PROBLEM DESCRIPTION:
Using the listing below, select the lines with the word "which" and copy them.

SUPPLIED MATERIAL:

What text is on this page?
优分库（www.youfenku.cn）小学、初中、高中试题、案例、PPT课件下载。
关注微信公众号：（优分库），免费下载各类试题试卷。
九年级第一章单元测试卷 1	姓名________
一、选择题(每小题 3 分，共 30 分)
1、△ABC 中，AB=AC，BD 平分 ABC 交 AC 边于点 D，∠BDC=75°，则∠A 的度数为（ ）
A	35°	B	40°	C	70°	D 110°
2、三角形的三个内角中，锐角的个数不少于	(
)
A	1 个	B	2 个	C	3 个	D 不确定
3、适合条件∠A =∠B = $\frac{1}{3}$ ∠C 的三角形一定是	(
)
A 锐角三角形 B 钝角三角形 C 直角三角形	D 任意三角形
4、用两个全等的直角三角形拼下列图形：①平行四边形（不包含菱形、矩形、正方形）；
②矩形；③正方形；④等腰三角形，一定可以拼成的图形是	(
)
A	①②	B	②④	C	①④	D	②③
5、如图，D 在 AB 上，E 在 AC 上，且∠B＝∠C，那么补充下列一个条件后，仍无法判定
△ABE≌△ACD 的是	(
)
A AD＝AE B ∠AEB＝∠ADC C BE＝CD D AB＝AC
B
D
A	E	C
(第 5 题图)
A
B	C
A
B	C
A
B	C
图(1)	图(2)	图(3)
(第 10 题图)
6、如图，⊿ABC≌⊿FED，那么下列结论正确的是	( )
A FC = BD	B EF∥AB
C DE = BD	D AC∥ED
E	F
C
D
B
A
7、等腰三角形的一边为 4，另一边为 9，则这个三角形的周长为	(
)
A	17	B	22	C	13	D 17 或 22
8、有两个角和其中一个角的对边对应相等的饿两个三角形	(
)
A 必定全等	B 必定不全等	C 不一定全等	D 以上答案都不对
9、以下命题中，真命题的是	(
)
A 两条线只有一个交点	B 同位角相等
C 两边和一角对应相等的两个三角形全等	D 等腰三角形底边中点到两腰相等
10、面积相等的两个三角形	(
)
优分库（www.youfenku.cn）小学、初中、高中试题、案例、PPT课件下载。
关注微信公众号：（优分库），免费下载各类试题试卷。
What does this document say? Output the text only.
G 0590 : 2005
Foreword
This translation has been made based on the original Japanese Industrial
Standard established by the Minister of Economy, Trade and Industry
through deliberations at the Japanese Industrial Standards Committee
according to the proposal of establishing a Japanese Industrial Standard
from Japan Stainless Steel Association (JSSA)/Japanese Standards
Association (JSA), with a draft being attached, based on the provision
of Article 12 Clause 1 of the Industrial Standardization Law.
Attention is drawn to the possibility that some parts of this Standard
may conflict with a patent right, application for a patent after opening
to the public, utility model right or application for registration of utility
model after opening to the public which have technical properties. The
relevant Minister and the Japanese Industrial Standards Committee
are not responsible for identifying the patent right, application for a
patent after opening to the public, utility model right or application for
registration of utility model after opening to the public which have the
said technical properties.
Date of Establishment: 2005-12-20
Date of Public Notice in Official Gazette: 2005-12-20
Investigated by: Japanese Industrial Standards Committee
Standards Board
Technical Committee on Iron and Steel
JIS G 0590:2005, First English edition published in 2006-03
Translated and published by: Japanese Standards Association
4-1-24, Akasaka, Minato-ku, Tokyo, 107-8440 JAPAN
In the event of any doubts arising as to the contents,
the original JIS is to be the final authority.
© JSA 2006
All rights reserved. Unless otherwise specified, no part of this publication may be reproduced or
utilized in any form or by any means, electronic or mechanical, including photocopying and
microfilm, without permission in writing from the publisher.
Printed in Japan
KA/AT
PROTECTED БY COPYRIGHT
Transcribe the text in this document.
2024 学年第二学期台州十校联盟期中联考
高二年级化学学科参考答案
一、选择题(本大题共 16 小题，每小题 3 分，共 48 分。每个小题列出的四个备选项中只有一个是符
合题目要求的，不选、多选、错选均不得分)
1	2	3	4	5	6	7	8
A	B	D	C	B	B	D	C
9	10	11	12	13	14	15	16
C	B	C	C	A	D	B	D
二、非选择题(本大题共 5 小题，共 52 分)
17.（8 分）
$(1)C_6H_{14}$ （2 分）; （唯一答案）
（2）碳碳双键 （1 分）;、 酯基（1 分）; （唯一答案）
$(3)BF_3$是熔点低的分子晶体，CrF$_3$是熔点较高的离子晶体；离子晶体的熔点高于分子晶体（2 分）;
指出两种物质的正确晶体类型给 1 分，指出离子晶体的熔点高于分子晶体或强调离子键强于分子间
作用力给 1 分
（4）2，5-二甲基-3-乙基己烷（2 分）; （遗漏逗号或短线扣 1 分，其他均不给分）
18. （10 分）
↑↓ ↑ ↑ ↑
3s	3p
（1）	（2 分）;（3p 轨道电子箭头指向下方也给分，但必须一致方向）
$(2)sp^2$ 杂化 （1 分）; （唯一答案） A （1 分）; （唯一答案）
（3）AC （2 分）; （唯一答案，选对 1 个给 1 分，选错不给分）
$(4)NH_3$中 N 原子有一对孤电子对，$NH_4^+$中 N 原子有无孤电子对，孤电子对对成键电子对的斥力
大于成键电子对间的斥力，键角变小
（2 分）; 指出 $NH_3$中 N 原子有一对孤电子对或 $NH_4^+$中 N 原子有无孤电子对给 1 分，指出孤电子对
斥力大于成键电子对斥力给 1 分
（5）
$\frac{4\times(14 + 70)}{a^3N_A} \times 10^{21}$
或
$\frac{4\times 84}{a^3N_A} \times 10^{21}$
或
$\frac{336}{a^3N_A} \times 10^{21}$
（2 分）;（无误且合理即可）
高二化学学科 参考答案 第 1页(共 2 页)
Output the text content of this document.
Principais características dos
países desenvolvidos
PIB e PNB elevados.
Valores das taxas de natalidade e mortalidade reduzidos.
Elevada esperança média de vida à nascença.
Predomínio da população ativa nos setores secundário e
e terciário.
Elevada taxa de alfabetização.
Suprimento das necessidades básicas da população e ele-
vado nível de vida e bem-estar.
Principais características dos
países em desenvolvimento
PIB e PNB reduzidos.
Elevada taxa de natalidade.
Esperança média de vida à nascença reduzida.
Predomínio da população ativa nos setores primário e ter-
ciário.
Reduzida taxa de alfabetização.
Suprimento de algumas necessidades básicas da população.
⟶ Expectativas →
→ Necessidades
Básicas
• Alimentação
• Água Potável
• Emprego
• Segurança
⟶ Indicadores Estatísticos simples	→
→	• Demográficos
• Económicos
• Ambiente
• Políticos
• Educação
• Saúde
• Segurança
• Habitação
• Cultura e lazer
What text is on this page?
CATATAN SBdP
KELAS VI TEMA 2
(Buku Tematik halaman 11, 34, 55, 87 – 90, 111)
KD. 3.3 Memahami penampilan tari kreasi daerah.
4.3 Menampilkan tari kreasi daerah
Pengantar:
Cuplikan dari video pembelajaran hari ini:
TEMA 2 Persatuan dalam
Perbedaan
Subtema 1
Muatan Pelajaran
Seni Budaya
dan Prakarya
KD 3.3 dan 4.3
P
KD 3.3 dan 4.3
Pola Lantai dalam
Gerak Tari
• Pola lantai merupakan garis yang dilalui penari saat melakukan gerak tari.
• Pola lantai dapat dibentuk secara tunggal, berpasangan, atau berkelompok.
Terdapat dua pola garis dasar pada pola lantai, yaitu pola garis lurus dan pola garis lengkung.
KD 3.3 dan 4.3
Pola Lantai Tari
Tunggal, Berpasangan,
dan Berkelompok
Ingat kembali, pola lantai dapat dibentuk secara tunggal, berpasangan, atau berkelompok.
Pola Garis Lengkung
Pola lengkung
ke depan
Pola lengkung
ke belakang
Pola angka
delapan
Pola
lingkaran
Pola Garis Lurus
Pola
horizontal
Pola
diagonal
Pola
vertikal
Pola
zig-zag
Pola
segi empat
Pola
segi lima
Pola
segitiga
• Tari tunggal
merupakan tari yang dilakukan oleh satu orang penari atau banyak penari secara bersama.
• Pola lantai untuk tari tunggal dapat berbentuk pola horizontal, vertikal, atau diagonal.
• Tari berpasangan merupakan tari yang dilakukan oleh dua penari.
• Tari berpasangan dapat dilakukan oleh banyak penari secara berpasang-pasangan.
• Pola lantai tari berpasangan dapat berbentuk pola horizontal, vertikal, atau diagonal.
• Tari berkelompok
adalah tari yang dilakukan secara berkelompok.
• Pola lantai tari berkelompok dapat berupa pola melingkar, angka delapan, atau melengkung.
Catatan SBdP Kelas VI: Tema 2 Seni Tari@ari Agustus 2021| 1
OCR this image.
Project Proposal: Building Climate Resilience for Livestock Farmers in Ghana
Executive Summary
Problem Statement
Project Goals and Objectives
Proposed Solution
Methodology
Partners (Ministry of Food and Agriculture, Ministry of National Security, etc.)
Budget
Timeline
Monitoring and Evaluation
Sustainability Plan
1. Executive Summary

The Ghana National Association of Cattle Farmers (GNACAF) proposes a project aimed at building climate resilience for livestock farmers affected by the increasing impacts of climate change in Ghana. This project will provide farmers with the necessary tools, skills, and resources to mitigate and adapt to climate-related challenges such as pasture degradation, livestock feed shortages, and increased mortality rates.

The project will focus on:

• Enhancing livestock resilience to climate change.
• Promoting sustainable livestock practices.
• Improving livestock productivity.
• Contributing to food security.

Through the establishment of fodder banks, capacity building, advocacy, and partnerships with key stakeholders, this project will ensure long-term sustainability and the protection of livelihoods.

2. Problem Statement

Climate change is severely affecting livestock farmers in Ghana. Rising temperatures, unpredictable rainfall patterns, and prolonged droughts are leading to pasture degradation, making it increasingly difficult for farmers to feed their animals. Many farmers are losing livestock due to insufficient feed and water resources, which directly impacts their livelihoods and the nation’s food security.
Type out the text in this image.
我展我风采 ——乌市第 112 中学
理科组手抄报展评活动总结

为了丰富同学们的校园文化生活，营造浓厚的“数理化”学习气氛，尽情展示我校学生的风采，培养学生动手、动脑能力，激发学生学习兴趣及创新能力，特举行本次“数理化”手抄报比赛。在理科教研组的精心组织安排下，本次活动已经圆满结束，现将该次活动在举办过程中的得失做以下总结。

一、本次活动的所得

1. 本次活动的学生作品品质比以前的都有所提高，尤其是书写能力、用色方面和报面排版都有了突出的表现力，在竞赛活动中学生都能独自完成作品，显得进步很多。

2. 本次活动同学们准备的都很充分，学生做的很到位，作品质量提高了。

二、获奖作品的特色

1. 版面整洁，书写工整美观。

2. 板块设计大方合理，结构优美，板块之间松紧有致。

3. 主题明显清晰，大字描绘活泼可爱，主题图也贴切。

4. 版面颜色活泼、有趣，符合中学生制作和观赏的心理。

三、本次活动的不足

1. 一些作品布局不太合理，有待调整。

WORKED ANSWER:
model after opening to the public which have technical properties. The
registration of utility model after opening to the public which have the
Climate change is severely affecting livestock farmers in Ghana. Rising temperatures, unpredictable rainfall patterns, and prolonged droughts are leading to pasture degradation, making it increasingly difficult for farmers to feed their animals. Many farmers are losing livestock due to insufficient feed and water resources, which directly impacts their livelihoods and the nation’s food security.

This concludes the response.